■ **Description of the task**:
Give the number of lines containing the word "прокладки" and nothing more.

[Collected data entries]
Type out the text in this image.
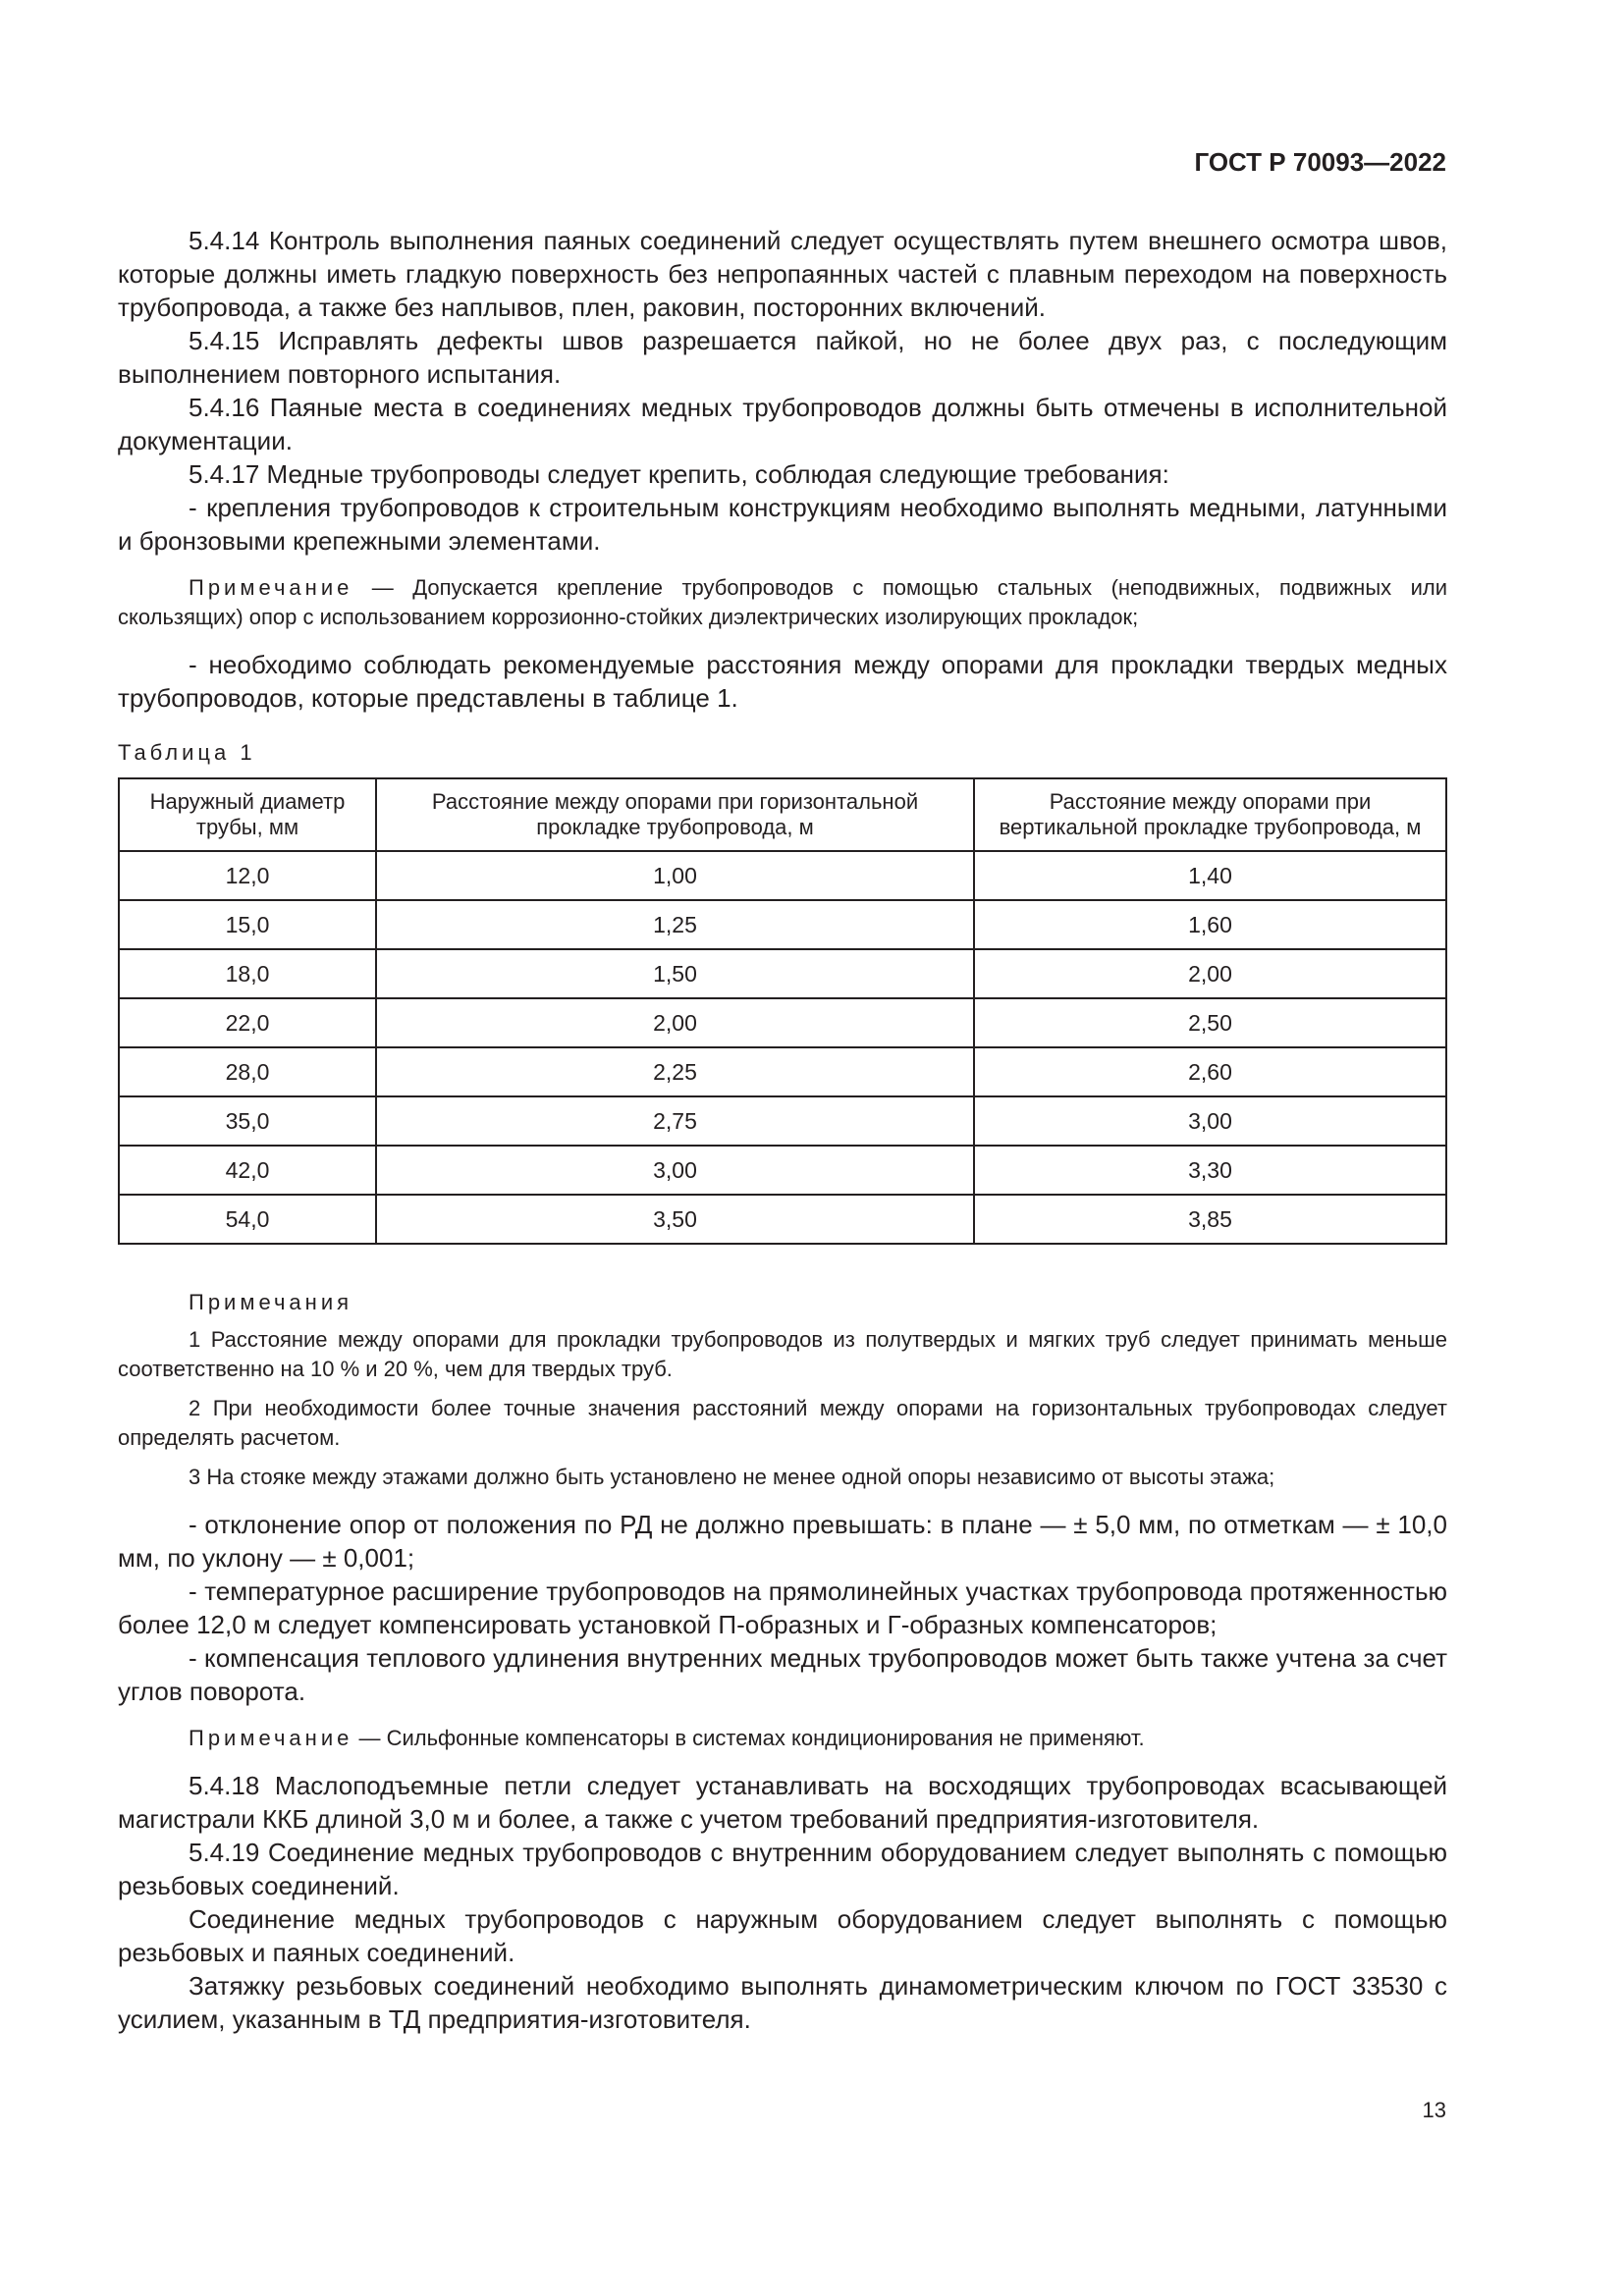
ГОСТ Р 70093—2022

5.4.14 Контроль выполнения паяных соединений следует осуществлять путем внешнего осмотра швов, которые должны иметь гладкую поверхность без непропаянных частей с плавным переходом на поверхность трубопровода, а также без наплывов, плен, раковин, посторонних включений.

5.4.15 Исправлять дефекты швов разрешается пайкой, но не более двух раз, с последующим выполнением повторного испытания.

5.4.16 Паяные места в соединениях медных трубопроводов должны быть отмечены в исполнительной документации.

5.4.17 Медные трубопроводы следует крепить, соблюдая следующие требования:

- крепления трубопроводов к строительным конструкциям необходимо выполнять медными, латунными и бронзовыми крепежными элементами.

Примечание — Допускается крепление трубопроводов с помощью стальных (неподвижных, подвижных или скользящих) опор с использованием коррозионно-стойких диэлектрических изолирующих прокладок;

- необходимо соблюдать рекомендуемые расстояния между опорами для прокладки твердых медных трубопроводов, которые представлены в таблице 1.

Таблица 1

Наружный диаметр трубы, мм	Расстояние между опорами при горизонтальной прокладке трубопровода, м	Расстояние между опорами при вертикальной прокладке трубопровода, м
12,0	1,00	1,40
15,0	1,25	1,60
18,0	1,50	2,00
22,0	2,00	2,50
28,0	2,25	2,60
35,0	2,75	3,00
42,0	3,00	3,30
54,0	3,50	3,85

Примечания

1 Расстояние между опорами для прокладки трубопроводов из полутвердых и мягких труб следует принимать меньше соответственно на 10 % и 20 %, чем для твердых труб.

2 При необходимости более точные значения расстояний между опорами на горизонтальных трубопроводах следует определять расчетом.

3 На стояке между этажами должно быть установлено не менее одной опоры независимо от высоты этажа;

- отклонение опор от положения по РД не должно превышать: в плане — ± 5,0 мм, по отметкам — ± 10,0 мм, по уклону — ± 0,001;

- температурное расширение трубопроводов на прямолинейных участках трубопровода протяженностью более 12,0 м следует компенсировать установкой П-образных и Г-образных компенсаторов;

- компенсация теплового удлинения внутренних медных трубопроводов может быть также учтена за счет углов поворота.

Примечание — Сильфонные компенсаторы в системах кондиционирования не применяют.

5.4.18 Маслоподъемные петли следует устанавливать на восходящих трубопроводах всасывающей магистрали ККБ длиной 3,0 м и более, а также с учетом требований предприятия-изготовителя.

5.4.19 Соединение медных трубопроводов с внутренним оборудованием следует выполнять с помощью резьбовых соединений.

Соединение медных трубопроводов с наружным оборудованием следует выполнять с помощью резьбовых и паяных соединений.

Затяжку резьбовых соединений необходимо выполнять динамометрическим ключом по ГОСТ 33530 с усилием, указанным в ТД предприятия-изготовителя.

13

■ **Answer to this task**:
2